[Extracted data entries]
-*-
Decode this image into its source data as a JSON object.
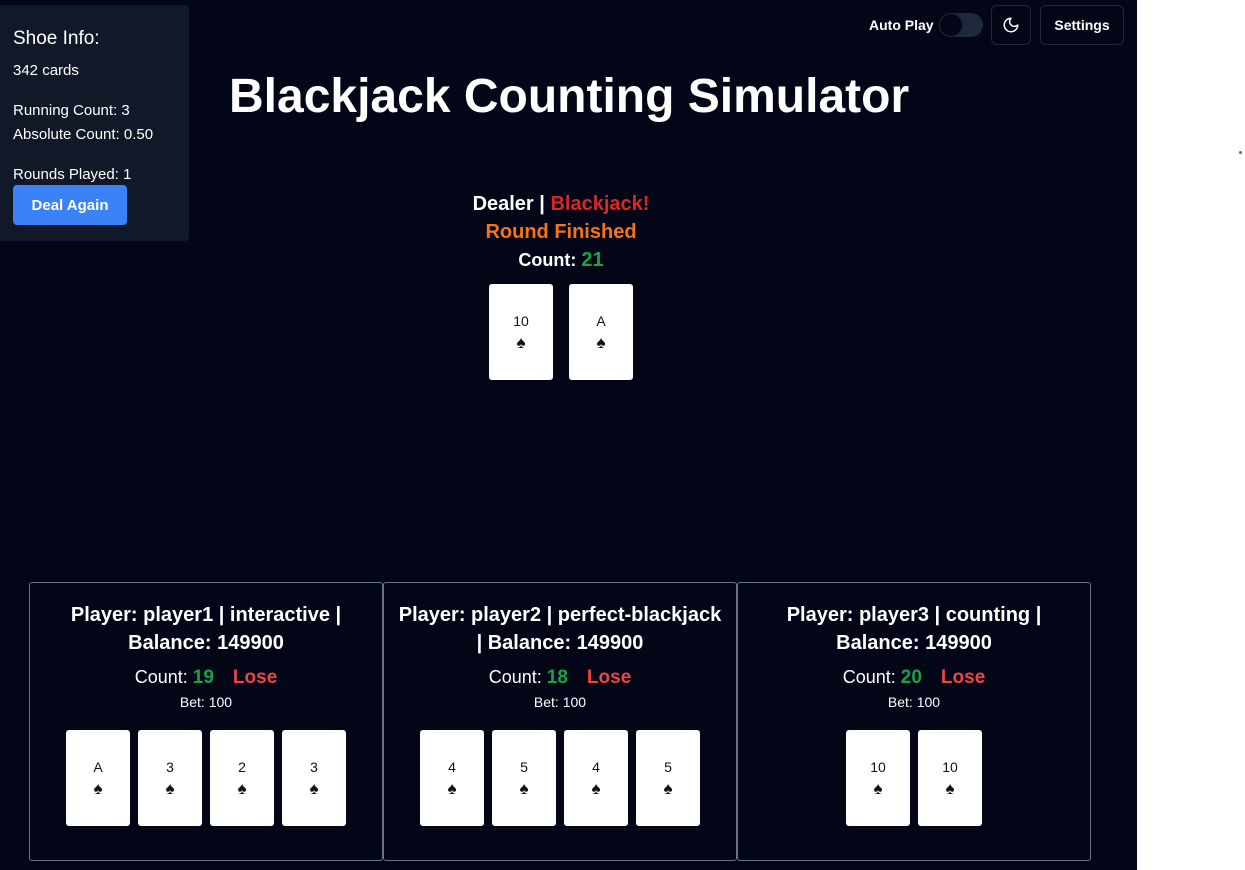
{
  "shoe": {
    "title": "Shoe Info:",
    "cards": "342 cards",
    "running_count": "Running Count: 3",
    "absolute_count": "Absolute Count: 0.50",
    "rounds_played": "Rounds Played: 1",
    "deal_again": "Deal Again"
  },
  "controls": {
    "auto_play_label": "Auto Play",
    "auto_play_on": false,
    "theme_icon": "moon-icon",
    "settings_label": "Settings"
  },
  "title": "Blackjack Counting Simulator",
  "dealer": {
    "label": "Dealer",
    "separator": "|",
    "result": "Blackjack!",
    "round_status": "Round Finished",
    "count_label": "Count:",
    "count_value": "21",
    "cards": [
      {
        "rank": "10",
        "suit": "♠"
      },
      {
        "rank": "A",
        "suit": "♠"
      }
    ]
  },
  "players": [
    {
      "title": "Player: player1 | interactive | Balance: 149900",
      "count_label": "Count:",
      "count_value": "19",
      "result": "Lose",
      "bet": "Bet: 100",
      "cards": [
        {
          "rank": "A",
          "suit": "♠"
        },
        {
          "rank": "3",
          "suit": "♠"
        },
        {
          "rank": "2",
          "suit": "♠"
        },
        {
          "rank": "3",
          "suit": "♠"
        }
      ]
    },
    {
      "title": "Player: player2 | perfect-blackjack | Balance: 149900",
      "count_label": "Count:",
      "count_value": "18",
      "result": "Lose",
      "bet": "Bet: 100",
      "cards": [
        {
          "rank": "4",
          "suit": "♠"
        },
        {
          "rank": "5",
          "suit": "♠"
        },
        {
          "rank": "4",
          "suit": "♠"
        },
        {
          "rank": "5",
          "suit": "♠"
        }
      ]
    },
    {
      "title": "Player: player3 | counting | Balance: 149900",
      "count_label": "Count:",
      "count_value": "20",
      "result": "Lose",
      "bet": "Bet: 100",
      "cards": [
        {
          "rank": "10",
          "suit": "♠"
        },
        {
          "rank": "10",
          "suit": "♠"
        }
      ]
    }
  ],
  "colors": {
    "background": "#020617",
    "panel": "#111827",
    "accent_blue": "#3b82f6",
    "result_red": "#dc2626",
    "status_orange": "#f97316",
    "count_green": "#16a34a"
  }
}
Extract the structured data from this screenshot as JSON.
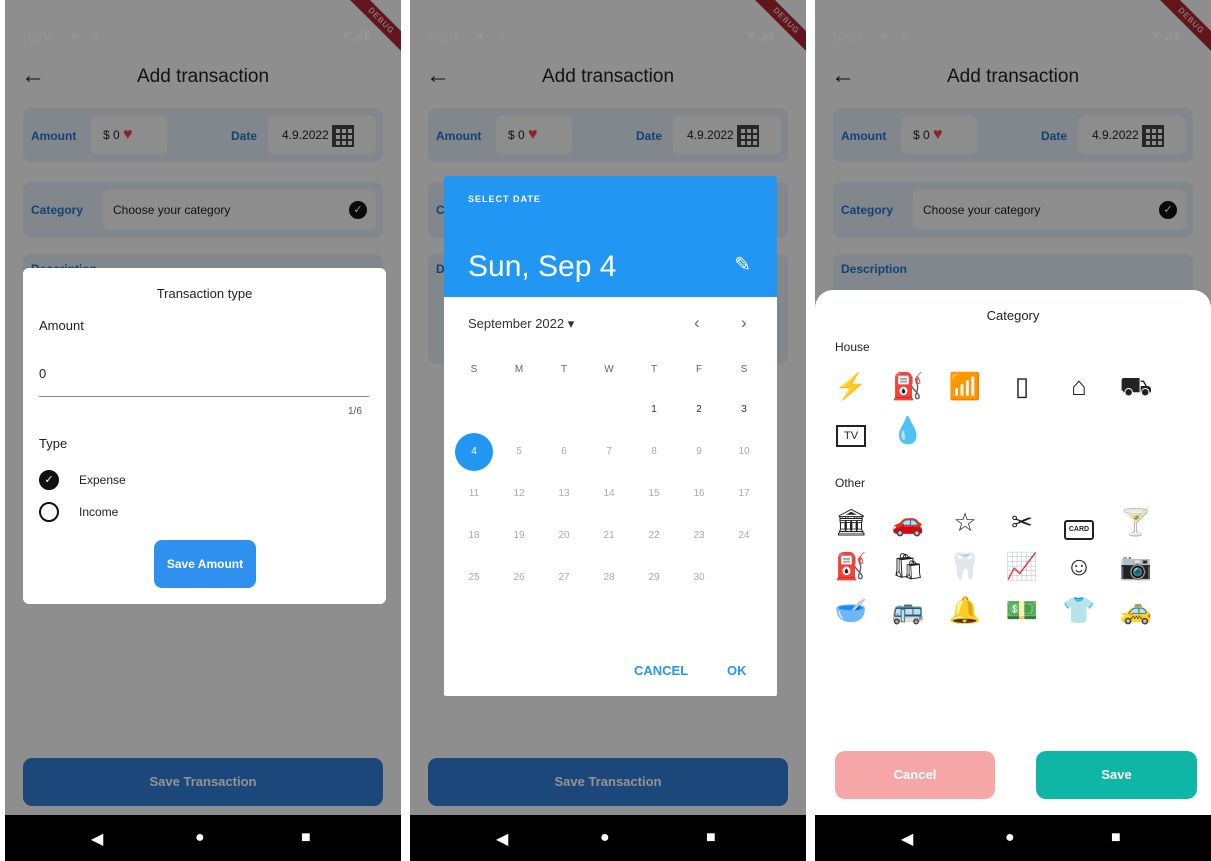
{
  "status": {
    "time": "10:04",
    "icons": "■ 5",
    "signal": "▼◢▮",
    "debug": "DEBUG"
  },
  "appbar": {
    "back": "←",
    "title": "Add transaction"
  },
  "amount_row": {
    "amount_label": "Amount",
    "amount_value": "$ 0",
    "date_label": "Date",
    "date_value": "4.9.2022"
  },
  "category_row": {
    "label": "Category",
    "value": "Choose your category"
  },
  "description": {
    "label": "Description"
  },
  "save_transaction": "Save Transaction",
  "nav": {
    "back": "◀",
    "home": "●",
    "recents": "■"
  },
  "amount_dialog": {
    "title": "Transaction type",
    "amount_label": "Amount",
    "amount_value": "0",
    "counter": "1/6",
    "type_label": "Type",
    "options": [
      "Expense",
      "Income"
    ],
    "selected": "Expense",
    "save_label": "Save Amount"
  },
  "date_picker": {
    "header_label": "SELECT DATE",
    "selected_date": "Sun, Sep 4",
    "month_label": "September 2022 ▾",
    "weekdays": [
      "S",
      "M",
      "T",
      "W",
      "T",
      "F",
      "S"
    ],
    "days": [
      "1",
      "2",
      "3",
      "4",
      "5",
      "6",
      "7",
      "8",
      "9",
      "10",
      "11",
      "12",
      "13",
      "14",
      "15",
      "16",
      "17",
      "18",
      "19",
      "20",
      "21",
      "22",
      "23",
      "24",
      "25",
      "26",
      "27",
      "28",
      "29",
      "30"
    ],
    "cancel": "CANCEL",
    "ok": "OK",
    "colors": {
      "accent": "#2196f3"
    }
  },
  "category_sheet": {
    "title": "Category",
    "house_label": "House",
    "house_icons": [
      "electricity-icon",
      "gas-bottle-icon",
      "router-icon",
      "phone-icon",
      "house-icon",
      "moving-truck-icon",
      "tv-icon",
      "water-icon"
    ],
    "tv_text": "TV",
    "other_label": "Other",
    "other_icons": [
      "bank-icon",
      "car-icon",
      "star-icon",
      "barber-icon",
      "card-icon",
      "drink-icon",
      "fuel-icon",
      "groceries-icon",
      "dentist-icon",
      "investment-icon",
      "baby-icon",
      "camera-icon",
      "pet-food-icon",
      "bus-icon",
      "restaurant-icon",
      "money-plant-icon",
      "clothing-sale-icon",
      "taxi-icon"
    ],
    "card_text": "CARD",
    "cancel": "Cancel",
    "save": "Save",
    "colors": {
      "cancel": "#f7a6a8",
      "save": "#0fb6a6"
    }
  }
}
-*-
[What this task involves] Output all of the entries verbatim, leaving out any images.

[Written solution]
Decode this image into its source data as a JSON object.
{
  "shoe": {
    "title": "Shoe Info:",
    "cards": "342 cards",
    "running_count": "Running Count: 3",
    "absolute_count": "Absolute Count: 0.50",
    "rounds_played": "Rounds Played: 1",
    "deal_again": "Deal Again"
  },
  "controls": {
    "auto_play_label": "Auto Play",
    "auto_play_on": false,
    "theme_icon": "moon-icon",
    "settings_label": "Settings"
  },
  "title": "Blackjack Counting Simulator",
  "dealer": {
    "label": "Dealer",
    "separator": "|",
    "result": "Blackjack!",
    "round_status": "Round Finished",
    "count_label": "Count:",
    "count_value": "21",
    "cards": [
      {
        "rank": "10",
        "suit": "♠"
      },
      {
        "rank": "A",
        "suit": "♠"
      }
    ]
  },
  "players": [
    {
      "title": "Player: player1 | interactive | Balance: 149900",
      "count_label": "Count:",
      "count_value": "19",
      "result": "Lose",
      "bet": "Bet: 100",
      "cards": [
        {
          "rank": "A",
          "suit": "♠"
        },
        {
          "rank": "3",
          "suit": "♠"
        },
        {
          "rank": "2",
          "suit": "♠"
        },
        {
          "rank": "3",
          "suit": "♠"
        }
      ]
    },
    {
      "title": "Player: player2 | perfect-blackjack | Balance: 149900",
      "count_label": "Count:",
      "count_value": "18",
      "result": "Lose",
      "bet": "Bet: 100",
      "cards": [
        {
          "rank": "4",
          "suit": "♠"
        },
        {
          "rank": "5",
          "suit": "♠"
        },
        {
          "rank": "4",
          "suit": "♠"
        },
        {
          "rank": "5",
          "suit": "♠"
        }
      ]
    },
    {
      "title": "Player: player3 | counting | Balance: 149900",
      "count_label": "Count:",
      "count_value": "20",
      "result": "Lose",
      "bet": "Bet: 100",
      "cards": [
        {
          "rank": "10",
          "suit": "♠"
        },
        {
          "rank": "10",
          "suit": "♠"
        }
      ]
    }
  ],
  "colors": {
    "background": "#020617",
    "panel": "#111827",
    "accent_blue": "#3b82f6",
    "result_red": "#dc2626",
    "status_orange": "#f97316",
    "count_green": "#16a34a"
  }
}
Extract the structured data from this screenshot as JSON.
{
  "status": {
    "time": "10:04",
    "icons": "■ 5",
    "signal": "▼◢▮",
    "debug": "DEBUG"
  },
  "appbar": {
    "back": "←",
    "title": "Add transaction"
  },
  "amount_row": {
    "amount_label": "Amount",
    "amount_value": "$ 0",
    "date_label": "Date",
    "date_value": "4.9.2022"
  },
  "category_row": {
    "label": "Category",
    "value": "Choose your category"
  },
  "description": {
    "label": "Description"
  },
  "save_transaction": "Save Transaction",
  "nav": {
    "back": "◀",
    "home": "●",
    "recents": "■"
  },
  "amount_dialog": {
    "title": "Transaction type",
    "amount_label": "Amount",
    "amount_value": "0",
    "counter": "1/6",
    "type_label": "Type",
    "options": [
      "Expense",
      "Income"
    ],
    "selected": "Expense",
    "save_label": "Save Amount"
  },
  "date_picker": {
    "header_label": "SELECT DATE",
    "selected_date": "Sun, Sep 4",
    "month_label": "September 2022 ▾",
    "weekdays": [
      "S",
      "M",
      "T",
      "W",
      "T",
      "F",
      "S"
    ],
    "days": [
      "1",
      "2",
      "3",
      "4",
      "5",
      "6",
      "7",
      "8",
      "9",
      "10",
      "11",
      "12",
      "13",
      "14",
      "15",
      "16",
      "17",
      "18",
      "19",
      "20",
      "21",
      "22",
      "23",
      "24",
      "25",
      "26",
      "27",
      "28",
      "29",
      "30"
    ],
    "cancel": "CANCEL",
    "ok": "OK",
    "colors": {
      "accent": "#2196f3"
    }
  },
  "category_sheet": {
    "title": "Category",
    "house_label": "House",
    "house_icons": [
      "electricity-icon",
      "gas-bottle-icon",
      "router-icon",
      "phone-icon",
      "house-icon",
      "moving-truck-icon",
      "tv-icon",
      "water-icon"
    ],
    "tv_text": "TV",
    "other_label": "Other",
    "other_icons": [
      "bank-icon",
      "car-icon",
      "star-icon",
      "barber-icon",
      "card-icon",
      "drink-icon",
      "fuel-icon",
      "groceries-icon",
      "dentist-icon",
      "investment-icon",
      "baby-icon",
      "camera-icon",
      "pet-food-icon",
      "bus-icon",
      "restaurant-icon",
      "money-plant-icon",
      "clothing-sale-icon",
      "taxi-icon"
    ],
    "card_text": "CARD",
    "cancel": "Cancel",
    "save": "Save",
    "colors": {
      "cancel": "#f7a6a8",
      "save": "#0fb6a6"
    }
  }
}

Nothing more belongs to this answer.